PROVIDED ENTRIES:
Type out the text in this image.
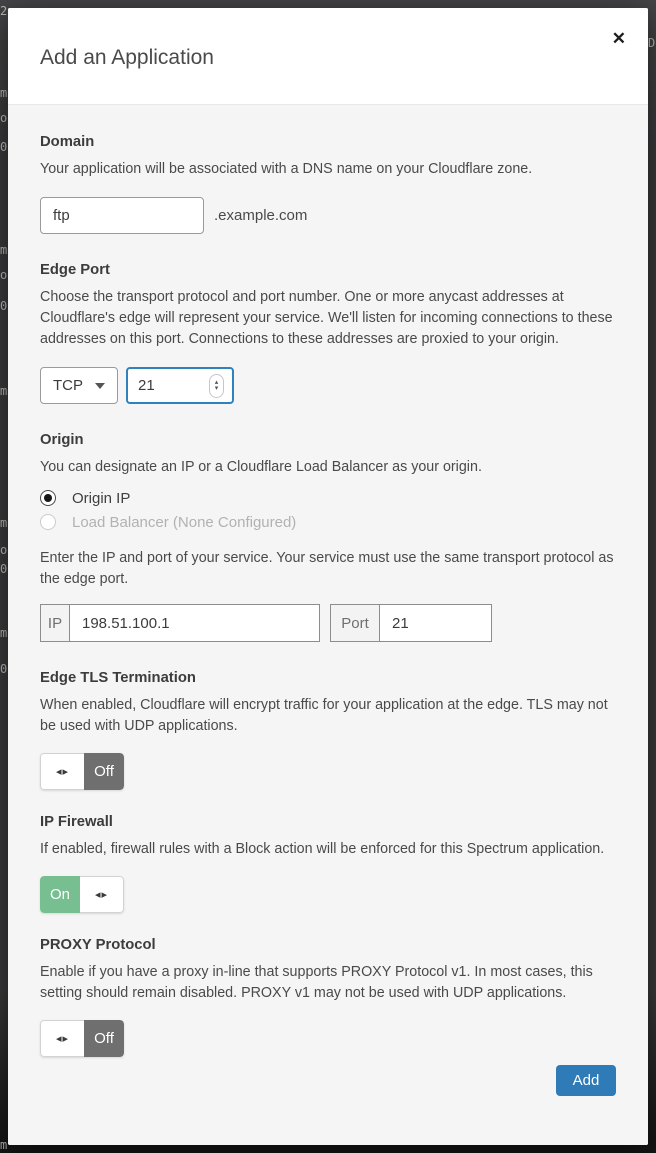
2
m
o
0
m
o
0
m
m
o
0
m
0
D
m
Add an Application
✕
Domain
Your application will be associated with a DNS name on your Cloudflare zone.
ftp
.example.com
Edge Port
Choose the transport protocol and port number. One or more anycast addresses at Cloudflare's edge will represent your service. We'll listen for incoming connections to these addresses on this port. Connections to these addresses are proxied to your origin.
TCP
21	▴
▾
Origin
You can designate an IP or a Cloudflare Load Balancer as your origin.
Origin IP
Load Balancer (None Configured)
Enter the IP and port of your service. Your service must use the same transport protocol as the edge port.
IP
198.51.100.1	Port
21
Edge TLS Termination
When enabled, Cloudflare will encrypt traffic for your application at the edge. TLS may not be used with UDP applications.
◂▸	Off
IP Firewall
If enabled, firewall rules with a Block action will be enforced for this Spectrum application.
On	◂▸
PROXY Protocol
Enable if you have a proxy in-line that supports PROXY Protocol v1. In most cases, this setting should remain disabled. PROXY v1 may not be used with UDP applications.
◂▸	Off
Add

--

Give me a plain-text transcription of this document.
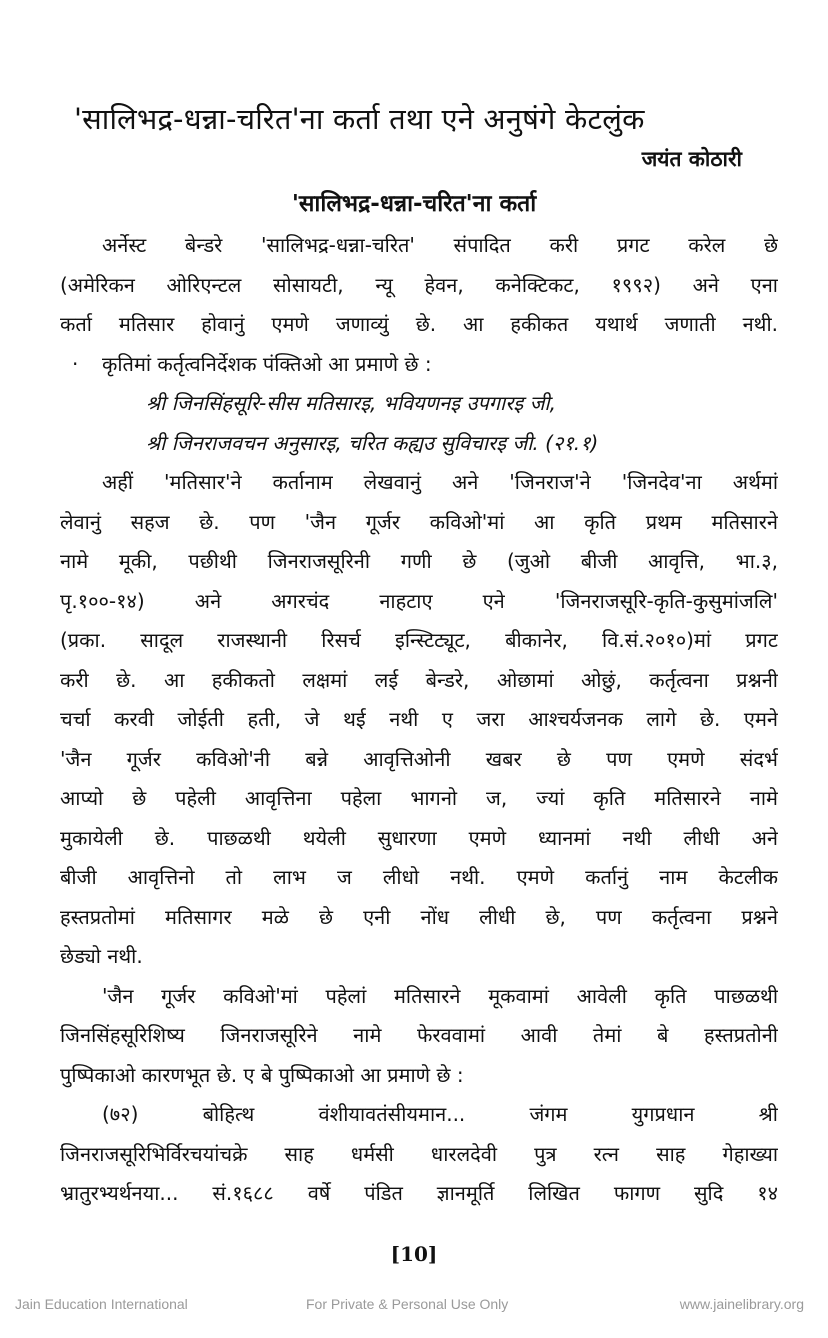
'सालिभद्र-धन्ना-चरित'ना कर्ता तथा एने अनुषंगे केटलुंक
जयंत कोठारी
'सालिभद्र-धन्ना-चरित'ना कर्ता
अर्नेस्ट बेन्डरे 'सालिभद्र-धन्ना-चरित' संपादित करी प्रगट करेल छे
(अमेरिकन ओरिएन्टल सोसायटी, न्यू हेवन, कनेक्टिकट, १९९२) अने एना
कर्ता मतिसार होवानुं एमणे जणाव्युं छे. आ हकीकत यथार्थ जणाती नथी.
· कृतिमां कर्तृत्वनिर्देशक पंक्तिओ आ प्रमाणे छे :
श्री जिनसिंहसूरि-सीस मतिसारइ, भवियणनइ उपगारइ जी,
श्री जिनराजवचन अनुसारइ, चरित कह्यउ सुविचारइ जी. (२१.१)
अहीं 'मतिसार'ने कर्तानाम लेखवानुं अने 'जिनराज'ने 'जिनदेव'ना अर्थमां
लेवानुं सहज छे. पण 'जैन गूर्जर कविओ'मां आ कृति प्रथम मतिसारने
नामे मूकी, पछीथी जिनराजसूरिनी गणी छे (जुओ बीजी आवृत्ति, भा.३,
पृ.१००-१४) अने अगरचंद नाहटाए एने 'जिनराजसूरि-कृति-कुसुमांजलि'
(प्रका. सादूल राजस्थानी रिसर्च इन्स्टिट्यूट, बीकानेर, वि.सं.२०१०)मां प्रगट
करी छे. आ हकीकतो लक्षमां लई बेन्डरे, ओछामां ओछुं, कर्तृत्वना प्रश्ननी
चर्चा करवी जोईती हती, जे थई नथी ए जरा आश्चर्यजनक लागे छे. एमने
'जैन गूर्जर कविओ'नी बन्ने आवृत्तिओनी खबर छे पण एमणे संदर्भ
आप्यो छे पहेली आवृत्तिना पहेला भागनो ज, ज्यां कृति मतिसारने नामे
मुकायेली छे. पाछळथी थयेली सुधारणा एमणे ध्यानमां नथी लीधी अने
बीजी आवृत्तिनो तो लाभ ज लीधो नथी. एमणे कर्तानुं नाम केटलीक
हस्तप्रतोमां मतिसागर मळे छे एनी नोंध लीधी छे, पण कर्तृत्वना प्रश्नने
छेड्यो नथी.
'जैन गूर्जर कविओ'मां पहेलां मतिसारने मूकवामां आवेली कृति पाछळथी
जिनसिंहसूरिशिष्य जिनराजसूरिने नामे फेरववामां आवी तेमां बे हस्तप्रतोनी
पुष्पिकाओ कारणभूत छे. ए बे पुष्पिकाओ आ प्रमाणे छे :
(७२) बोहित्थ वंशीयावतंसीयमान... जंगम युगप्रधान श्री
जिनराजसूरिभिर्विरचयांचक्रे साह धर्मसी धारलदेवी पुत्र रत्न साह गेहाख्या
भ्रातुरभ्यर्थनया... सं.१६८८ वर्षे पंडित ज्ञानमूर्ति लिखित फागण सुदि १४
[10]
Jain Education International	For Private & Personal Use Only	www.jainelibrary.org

SHORT TASK:
Which lines contain "used"? Copy each of them out.

SOLUTION BELOW:
When enabled, Cloudflare will encrypt traffic for your application at the edge. TLS may not be used with UDP applications.
Enable if you have a proxy in-line that supports PROXY Protocol v1. In most cases, this setting should remain disabled. PROXY v1 may not be used with UDP applications.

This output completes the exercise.